* Problem details: What follows is a listing; give it again exactly, in its entirety.

________________________________________

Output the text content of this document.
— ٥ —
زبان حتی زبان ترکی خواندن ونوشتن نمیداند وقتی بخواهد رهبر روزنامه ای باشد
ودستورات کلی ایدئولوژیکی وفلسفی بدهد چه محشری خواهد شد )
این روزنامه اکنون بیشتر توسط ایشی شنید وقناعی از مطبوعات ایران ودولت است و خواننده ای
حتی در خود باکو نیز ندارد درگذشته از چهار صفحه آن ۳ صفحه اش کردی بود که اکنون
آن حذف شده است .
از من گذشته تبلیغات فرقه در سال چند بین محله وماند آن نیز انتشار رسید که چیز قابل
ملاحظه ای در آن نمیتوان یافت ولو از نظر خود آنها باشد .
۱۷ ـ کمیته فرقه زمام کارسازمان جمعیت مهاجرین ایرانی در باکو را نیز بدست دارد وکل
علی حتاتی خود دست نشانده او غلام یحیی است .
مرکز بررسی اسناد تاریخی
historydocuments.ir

________________________________________

* Complete output:
Output the text content of this document.
— ٥ —
زبان حتی زبان ترکی خواندن ونوشتن نمیداند وقتی بخواهد رهبر روزنامه ای باشد
ودستورات کلی ایدئولوژیکی وفلسفی بدهد چه محشری خواهد شد )
این روزنامه اکنون بیشتر توسط ایشی شنید وقناعی از مطبوعات ایران ودولت است و خواننده ای
حتی در خود باکو نیز ندارد درگذشته از چهار صفحه آن ۳ صفحه اش کردی بود که اکنون
آن حذف شده است .
از من گذشته تبلیغات فرقه در سال چند بین محله وماند آن نیز انتشار رسید که چیز قابل
ملاحظه ای در آن نمیتوان یافت ولو از نظر خود آنها باشد .
۱۷ ـ کمیته فرقه زمام کارسازمان جمعیت مهاجرین ایرانی در باکو را نیز بدست دارد وکل
علی حتاتی خود دست نشانده او غلام یحیی است .
مرکز بررسی اسناد تاریخی
historydocuments.ir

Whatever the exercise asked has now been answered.